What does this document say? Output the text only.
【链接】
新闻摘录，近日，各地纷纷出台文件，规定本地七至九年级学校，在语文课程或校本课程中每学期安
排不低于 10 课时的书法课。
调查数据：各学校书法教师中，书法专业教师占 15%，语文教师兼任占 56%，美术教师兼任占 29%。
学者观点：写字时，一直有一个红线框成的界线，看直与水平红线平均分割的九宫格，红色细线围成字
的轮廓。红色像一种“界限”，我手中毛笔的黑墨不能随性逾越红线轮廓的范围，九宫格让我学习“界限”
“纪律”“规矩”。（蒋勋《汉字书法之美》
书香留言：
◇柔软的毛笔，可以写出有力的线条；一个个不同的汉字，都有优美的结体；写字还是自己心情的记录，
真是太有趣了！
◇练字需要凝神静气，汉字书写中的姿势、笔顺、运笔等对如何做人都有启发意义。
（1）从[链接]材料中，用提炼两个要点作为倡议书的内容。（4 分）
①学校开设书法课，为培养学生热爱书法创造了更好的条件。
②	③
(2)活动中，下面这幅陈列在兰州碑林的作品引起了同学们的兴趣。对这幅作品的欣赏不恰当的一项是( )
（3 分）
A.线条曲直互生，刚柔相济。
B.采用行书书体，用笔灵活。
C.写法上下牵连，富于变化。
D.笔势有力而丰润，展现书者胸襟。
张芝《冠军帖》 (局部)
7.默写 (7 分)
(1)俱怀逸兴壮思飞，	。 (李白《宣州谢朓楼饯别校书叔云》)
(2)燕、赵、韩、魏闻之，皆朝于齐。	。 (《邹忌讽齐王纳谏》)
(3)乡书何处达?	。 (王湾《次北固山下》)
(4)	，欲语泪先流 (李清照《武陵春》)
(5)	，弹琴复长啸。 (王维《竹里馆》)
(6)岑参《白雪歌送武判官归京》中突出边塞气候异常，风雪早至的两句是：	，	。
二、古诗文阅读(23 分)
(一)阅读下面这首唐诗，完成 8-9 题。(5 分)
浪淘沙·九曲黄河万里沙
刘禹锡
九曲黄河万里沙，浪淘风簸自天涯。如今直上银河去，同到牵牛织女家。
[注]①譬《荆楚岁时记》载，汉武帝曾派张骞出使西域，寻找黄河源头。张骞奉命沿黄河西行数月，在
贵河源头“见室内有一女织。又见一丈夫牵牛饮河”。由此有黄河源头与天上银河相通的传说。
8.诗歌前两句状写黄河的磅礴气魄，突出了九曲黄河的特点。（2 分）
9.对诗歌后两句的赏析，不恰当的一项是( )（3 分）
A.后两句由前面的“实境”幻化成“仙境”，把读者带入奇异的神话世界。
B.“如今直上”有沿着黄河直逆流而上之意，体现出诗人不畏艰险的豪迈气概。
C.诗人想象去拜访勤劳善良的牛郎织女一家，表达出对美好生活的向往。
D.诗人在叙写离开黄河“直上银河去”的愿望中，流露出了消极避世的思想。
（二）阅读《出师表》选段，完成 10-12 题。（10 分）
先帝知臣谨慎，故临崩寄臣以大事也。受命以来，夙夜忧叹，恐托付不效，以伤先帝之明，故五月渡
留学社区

■ ■ ■ ■

> **GOAL**
Give the number of lines in the records that contain the string "九曲黄河万里沙", and nothing besides.

> **WRITTEN ANSWER**
2